::: Exercise material :::
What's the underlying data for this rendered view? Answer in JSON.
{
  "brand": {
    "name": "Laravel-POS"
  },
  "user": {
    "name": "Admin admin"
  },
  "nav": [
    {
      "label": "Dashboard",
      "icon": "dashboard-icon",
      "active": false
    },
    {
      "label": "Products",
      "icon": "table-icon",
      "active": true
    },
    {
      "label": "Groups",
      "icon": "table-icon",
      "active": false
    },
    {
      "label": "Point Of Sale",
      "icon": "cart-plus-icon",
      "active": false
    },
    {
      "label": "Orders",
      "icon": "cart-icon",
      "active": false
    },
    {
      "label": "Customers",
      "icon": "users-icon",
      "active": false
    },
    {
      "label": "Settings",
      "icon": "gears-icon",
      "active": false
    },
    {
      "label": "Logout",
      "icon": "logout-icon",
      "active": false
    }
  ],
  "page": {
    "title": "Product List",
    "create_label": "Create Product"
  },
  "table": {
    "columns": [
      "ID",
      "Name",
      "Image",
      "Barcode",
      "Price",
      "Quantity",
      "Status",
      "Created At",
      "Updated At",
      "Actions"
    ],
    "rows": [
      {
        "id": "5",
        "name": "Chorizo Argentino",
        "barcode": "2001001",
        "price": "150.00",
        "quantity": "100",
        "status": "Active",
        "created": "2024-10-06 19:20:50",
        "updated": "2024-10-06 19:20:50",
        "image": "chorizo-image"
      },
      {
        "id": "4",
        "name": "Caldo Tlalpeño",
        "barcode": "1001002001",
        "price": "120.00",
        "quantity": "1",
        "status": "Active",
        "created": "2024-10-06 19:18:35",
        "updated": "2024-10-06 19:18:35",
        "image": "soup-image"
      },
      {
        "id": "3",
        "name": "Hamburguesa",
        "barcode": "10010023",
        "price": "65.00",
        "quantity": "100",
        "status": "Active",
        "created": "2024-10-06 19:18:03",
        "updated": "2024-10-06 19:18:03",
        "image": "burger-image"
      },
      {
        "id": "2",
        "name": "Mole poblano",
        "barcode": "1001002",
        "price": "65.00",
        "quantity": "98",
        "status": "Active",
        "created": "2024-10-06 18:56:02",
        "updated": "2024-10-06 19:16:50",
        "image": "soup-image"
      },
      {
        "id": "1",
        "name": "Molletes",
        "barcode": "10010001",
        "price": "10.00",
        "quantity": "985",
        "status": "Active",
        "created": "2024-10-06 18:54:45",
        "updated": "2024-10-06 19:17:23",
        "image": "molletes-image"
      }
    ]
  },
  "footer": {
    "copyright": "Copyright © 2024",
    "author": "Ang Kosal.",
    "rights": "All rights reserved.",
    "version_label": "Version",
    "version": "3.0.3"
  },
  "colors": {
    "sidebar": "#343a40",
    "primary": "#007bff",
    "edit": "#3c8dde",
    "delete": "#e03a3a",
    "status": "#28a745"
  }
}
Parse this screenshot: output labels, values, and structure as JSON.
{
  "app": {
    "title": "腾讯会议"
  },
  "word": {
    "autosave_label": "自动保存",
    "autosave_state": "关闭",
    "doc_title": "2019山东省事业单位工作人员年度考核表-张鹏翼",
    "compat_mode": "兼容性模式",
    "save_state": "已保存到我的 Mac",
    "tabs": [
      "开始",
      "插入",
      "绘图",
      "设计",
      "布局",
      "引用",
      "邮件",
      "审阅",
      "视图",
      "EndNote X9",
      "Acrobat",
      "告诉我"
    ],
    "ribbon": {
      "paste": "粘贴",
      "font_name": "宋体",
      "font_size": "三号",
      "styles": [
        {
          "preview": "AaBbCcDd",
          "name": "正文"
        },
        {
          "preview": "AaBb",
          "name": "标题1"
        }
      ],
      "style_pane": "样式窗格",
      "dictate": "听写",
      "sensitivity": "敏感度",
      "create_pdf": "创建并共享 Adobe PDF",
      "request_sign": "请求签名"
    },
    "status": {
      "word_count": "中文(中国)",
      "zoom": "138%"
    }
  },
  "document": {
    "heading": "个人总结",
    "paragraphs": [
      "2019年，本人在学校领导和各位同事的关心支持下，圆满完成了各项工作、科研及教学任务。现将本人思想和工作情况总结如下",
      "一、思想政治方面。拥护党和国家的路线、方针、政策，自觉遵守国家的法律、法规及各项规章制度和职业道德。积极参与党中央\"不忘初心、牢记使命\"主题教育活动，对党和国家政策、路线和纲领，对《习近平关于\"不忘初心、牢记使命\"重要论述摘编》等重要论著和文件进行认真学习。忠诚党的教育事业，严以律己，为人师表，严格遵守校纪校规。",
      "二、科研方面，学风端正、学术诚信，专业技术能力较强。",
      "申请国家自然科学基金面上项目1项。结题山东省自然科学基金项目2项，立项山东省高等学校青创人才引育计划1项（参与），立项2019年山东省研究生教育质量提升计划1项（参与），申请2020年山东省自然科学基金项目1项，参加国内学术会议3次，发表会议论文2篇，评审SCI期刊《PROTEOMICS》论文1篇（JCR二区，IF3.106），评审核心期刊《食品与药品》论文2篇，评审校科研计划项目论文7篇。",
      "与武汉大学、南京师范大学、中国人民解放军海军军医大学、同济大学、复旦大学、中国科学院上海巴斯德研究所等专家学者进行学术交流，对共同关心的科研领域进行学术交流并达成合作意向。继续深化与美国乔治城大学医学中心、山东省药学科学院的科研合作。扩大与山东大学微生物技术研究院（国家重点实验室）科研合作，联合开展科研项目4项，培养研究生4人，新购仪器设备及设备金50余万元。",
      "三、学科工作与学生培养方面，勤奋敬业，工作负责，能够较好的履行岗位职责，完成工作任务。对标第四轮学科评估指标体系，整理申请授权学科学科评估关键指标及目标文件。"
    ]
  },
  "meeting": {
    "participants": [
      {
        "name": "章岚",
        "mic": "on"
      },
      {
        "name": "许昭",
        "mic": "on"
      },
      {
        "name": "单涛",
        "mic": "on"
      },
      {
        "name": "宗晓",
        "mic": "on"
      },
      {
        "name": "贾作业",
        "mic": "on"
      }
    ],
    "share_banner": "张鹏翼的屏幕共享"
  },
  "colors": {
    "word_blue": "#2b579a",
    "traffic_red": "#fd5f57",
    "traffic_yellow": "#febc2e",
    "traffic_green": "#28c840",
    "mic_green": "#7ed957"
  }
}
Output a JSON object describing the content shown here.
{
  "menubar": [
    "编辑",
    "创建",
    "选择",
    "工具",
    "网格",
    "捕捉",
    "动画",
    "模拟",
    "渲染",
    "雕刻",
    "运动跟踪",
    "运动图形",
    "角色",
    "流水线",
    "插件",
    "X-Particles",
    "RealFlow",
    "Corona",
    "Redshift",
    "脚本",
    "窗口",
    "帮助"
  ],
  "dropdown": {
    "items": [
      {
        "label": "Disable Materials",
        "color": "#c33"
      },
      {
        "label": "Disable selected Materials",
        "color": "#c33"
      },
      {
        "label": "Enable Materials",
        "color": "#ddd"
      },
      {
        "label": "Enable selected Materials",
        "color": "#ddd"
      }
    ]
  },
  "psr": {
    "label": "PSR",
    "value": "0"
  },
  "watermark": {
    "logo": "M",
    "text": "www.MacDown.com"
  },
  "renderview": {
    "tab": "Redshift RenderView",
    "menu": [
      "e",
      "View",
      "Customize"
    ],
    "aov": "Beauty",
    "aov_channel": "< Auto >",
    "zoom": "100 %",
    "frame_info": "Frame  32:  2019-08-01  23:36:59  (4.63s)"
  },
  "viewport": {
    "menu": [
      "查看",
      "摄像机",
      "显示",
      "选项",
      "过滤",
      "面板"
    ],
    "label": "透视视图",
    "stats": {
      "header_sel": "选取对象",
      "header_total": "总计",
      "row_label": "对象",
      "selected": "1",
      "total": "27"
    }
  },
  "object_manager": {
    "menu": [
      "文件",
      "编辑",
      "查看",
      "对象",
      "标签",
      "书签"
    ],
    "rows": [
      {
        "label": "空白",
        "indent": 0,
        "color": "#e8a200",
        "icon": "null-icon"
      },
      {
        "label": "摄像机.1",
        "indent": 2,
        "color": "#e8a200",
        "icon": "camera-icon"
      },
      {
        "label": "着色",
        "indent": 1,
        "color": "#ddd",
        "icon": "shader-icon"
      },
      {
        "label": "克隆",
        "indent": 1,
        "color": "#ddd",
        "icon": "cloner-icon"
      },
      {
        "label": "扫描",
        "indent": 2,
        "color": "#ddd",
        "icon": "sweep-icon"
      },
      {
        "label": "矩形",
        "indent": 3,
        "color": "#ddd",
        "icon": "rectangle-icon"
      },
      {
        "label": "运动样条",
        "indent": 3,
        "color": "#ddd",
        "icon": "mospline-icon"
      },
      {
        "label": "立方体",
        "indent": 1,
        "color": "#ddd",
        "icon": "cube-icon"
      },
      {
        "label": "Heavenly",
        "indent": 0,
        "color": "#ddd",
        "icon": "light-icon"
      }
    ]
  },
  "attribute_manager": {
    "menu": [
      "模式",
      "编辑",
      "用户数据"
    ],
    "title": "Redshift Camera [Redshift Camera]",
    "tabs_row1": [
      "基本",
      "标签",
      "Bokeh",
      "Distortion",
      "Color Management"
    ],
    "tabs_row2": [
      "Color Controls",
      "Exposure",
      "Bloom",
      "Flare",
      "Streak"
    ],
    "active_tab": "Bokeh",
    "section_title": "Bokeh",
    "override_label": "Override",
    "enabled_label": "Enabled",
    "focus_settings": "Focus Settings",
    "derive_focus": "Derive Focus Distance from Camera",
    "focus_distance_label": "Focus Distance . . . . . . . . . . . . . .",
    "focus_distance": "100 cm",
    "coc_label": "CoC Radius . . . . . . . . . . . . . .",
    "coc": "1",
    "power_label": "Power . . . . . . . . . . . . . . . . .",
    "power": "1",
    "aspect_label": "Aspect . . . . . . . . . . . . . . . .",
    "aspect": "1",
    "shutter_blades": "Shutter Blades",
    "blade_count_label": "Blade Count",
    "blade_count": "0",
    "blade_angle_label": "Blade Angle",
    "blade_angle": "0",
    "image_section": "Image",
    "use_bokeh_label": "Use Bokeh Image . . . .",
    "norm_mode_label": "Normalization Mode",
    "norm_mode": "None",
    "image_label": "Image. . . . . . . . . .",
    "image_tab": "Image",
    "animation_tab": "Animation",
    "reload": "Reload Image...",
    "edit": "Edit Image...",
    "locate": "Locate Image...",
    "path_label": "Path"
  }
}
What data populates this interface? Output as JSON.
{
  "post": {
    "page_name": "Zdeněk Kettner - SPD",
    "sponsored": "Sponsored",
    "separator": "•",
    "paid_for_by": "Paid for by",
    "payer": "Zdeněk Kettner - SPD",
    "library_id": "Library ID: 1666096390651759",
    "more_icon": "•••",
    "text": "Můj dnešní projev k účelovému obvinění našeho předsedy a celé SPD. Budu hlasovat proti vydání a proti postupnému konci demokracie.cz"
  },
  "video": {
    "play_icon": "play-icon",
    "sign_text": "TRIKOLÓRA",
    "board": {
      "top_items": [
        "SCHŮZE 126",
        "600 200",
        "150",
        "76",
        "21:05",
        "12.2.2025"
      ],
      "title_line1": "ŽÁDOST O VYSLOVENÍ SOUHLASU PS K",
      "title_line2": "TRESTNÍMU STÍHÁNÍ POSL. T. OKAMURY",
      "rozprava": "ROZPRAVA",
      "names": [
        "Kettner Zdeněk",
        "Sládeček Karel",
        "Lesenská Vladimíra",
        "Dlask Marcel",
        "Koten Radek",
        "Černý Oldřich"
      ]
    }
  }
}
:::
→ **Stated problem**: Your task is to transcribe the line containing "What data populates" and every line after it, through the last line of the data, exactly as written and with nothing more.

→ **Task answer**:
What data populates this interface? Output as JSON.
{
  "post": {
    "page_name": "Zdeněk Kettner - SPD",
    "sponsored": "Sponsored",
    "separator": "•",
    "paid_for_by": "Paid for by",
    "payer": "Zdeněk Kettner - SPD",
    "library_id": "Library ID: 1666096390651759",
    "more_icon": "•••",
    "text": "Můj dnešní projev k účelovému obvinění našeho předsedy a celé SPD. Budu hlasovat proti vydání a proti postupnému konci demokracie.cz"
  },
  "video": {
    "play_icon": "play-icon",
    "sign_text": "TRIKOLÓRA",
    "board": {
      "top_items": [
        "SCHŮZE 126",
        "600 200",
        "150",
        "76",
        "21:05",
        "12.2.2025"
      ],
      "title_line1": "ŽÁDOST O VYSLOVENÍ SOUHLASU PS K",
      "title_line2": "TRESTNÍMU STÍHÁNÍ POSL. T. OKAMURY",
      "rozprava": "ROZPRAVA",
      "names": [
        "Kettner Zdeněk",
        "Sládeček Karel",
        "Lesenská Vladimíra",
        "Dlask Marcel",
        "Koten Radek",
        "Černý Oldřich"
      ]
    }
  }
}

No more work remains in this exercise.